**Task**
Read the records and write them out again exactly.
#### Given data ####
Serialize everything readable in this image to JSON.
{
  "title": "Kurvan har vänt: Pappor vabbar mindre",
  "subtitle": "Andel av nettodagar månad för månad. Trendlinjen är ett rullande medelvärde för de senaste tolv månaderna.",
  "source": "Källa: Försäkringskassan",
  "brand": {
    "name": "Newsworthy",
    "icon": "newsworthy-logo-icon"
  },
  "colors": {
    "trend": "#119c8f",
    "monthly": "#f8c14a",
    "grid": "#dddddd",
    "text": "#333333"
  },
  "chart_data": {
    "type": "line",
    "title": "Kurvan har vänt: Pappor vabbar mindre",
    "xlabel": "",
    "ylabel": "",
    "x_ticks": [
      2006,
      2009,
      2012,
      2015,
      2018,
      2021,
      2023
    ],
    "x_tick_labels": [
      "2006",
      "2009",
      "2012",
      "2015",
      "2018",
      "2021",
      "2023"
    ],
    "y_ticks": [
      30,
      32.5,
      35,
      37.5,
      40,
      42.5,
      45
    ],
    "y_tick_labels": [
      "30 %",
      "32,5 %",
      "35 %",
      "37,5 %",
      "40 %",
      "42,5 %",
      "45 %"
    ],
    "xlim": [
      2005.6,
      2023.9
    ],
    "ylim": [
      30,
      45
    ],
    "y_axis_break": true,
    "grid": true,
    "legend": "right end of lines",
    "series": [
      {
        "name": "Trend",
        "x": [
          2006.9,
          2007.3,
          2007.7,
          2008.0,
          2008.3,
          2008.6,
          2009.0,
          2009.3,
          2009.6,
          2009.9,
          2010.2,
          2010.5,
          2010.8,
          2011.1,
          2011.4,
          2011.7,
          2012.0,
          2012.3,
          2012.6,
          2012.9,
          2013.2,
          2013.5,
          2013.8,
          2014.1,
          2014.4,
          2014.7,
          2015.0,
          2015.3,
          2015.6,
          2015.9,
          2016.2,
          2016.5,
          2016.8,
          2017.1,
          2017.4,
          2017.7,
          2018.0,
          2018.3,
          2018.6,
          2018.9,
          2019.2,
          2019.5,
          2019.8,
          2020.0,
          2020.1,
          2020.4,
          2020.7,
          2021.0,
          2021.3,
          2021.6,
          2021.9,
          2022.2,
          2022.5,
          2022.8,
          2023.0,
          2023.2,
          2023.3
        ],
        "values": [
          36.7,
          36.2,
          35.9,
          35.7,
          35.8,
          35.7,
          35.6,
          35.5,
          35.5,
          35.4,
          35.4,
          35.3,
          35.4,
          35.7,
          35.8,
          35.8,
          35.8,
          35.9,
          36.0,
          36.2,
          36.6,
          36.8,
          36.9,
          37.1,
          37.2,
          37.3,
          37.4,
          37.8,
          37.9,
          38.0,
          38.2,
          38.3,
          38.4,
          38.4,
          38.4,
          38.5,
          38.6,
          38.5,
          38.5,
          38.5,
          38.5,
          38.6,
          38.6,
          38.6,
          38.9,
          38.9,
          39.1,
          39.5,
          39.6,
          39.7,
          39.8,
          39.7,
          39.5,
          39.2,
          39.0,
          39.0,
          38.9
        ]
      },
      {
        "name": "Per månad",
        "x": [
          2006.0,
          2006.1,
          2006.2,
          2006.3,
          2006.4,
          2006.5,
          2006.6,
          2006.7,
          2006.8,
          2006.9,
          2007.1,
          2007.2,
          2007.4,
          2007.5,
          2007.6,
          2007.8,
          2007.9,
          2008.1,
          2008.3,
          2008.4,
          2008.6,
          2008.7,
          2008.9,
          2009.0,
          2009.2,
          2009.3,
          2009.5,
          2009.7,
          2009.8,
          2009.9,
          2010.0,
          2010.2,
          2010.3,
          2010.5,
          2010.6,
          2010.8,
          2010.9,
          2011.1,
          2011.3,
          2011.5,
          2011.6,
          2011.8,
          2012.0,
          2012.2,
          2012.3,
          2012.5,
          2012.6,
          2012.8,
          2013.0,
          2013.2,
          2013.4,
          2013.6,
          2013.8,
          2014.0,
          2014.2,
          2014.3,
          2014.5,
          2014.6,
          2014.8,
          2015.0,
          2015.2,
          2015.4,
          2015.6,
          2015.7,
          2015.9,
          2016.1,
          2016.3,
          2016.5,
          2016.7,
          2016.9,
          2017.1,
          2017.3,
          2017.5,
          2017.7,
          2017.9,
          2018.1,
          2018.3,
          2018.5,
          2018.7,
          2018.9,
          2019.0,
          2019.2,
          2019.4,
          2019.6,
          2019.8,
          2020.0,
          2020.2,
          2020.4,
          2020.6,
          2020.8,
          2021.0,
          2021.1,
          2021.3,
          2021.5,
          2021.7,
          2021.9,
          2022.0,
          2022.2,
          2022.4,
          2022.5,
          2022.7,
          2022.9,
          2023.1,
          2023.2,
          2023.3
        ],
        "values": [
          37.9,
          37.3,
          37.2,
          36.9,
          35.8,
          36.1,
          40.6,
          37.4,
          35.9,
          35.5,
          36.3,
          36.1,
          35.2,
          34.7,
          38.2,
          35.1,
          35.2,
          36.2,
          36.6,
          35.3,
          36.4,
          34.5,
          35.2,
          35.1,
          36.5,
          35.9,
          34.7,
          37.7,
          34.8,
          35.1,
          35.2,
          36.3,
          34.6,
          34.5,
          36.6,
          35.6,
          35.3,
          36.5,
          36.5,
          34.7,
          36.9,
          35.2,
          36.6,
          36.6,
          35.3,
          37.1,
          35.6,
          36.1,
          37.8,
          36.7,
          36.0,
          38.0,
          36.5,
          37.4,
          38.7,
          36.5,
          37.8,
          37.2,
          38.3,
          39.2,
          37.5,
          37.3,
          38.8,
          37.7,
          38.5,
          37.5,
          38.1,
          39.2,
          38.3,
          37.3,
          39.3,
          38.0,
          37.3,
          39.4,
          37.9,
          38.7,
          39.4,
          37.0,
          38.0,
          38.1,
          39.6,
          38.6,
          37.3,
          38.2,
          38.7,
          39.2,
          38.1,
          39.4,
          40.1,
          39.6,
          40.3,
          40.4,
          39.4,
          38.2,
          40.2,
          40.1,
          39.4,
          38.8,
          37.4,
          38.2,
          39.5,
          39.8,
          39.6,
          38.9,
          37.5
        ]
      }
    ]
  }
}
####
**Written answer**
Serialize everything readable in this image to JSON.
{
  "title": "Kurvan har vänt: Pappor vabbar mindre",
  "subtitle": "Andel av nettodagar månad för månad. Trendlinjen är ett rullande medelvärde för de senaste tolv månaderna.",
  "source": "Källa: Försäkringskassan",
  "brand": {
    "name": "Newsworthy",
    "icon": "newsworthy-logo-icon"
  },
  "colors": {
    "trend": "#119c8f",
    "monthly": "#f8c14a",
    "grid": "#dddddd",
    "text": "#333333"
  },
  "chart_data": {
    "type": "line",
    "title": "Kurvan har vänt: Pappor vabbar mindre",
    "xlabel": "",
    "ylabel": "",
    "x_ticks": [
      2006,
      2009,
      2012,
      2015,
      2018,
      2021,
      2023
    ],
    "x_tick_labels": [
      "2006",
      "2009",
      "2012",
      "2015",
      "2018",
      "2021",
      "2023"
    ],
    "y_ticks": [
      30,
      32.5,
      35,
      37.5,
      40,
      42.5,
      45
    ],
    "y_tick_labels": [
      "30 %",
      "32,5 %",
      "35 %",
      "37,5 %",
      "40 %",
      "42,5 %",
      "45 %"
    ],
    "xlim": [
      2005.6,
      2023.9
    ],
    "ylim": [
      30,
      45
    ],
    "y_axis_break": true,
    "grid": true,
    "legend": "right end of lines",
    "series": [
      {
        "name": "Trend",
        "x": [
          2006.9,
          2007.3,
          2007.7,
          2008.0,
          2008.3,
          2008.6,
          2009.0,
          2009.3,
          2009.6,
          2009.9,
          2010.2,
          2010.5,
          2010.8,
          2011.1,
          2011.4,
          2011.7,
          2012.0,
          2012.3,
          2012.6,
          2012.9,
          2013.2,
          2013.5,
          2013.8,
          2014.1,
          2014.4,
          2014.7,
          2015.0,
          2015.3,
          2015.6,
          2015.9,
          2016.2,
          2016.5,
          2016.8,
          2017.1,
          2017.4,
          2017.7,
          2018.0,
          2018.3,
          2018.6,
          2018.9,
          2019.2,
          2019.5,
          2019.8,
          2020.0,
          2020.1,
          2020.4,
          2020.7,
          2021.0,
          2021.3,
          2021.6,
          2021.9,
          2022.2,
          2022.5,
          2022.8,
          2023.0,
          2023.2,
          2023.3
        ],
        "values": [
          36.7,
          36.2,
          35.9,
          35.7,
          35.8,
          35.7,
          35.6,
          35.5,
          35.5,
          35.4,
          35.4,
          35.3,
          35.4,
          35.7,
          35.8,
          35.8,
          35.8,
          35.9,
          36.0,
          36.2,
          36.6,
          36.8,
          36.9,
          37.1,
          37.2,
          37.3,
          37.4,
          37.8,
          37.9,
          38.0,
          38.2,
          38.3,
          38.4,
          38.4,
          38.4,
          38.5,
          38.6,
          38.5,
          38.5,
          38.5,
          38.5,
          38.6,
          38.6,
          38.6,
          38.9,
          38.9,
          39.1,
          39.5,
          39.6,
          39.7,
          39.8,
          39.7,
          39.5,
          39.2,
          39.0,
          39.0,
          38.9
        ]
      },
      {
        "name": "Per månad",
        "x": [
          2006.0,
          2006.1,
          2006.2,
          2006.3,
          2006.4,
          2006.5,
          2006.6,
          2006.7,
          2006.8,
          2006.9,
          2007.1,
          2007.2,
          2007.4,
          2007.5,
          2007.6,
          2007.8,
          2007.9,
          2008.1,
          2008.3,
          2008.4,
          2008.6,
          2008.7,
          2008.9,
          2009.0,
          2009.2,
          2009.3,
          2009.5,
          2009.7,
          2009.8,
          2009.9,
          2010.0,
          2010.2,
          2010.3,
          2010.5,
          2010.6,
          2010.8,
          2010.9,
          2011.1,
          2011.3,
          2011.5,
          2011.6,
          2011.8,
          2012.0,
          2012.2,
          2012.3,
          2012.5,
          2012.6,
          2012.8,
          2013.0,
          2013.2,
          2013.4,
          2013.6,
          2013.8,
          2014.0,
          2014.2,
          2014.3,
          2014.5,
          2014.6,
          2014.8,
          2015.0,
          2015.2,
          2015.4,
          2015.6,
          2015.7,
          2015.9,
          2016.1,
          2016.3,
          2016.5,
          2016.7,
          2016.9,
          2017.1,
          2017.3,
          2017.5,
          2017.7,
          2017.9,
          2018.1,
          2018.3,
          2018.5,
          2018.7,
          2018.9,
          2019.0,
          2019.2,
          2019.4,
          2019.6,
          2019.8,
          2020.0,
          2020.2,
          2020.4,
          2020.6,
          2020.8,
          2021.0,
          2021.1,
          2021.3,
          2021.5,
          2021.7,
          2021.9,
          2022.0,
          2022.2,
          2022.4,
          2022.5,
          2022.7,
          2022.9,
          2023.1,
          2023.2,
          2023.3
        ],
        "values": [
          37.9,
          37.3,
          37.2,
          36.9,
          35.8,
          36.1,
          40.6,
          37.4,
          35.9,
          35.5,
          36.3,
          36.1,
          35.2,
          34.7,
          38.2,
          35.1,
          35.2,
          36.2,
          36.6,
          35.3,
          36.4,
          34.5,
          35.2,
          35.1,
          36.5,
          35.9,
          34.7,
          37.7,
          34.8,
          35.1,
          35.2,
          36.3,
          34.6,
          34.5,
          36.6,
          35.6,
          35.3,
          36.5,
          36.5,
          34.7,
          36.9,
          35.2,
          36.6,
          36.6,
          35.3,
          37.1,
          35.6,
          36.1,
          37.8,
          36.7,
          36.0,
          38.0,
          36.5,
          37.4,
          38.7,
          36.5,
          37.8,
          37.2,
          38.3,
          39.2,
          37.5,
          37.3,
          38.8,
          37.7,
          38.5,
          37.5,
          38.1,
          39.2,
          38.3,
          37.3,
          39.3,
          38.0,
          37.3,
          39.4,
          37.9,
          38.7,
          39.4,
          37.0,
          38.0,
          38.1,
          39.6,
          38.6,
          37.3,
          38.2,
          38.7,
          39.2,
          38.1,
          39.4,
          40.1,
          39.6,
          40.3,
          40.4,
          39.4,
          38.2,
          40.2,
          40.1,
          39.4,
          38.8,
          37.4,
          38.2,
          39.5,
          39.8,
          39.6,
          38.9,
          37.5
        ]
      }
    ]
  }
}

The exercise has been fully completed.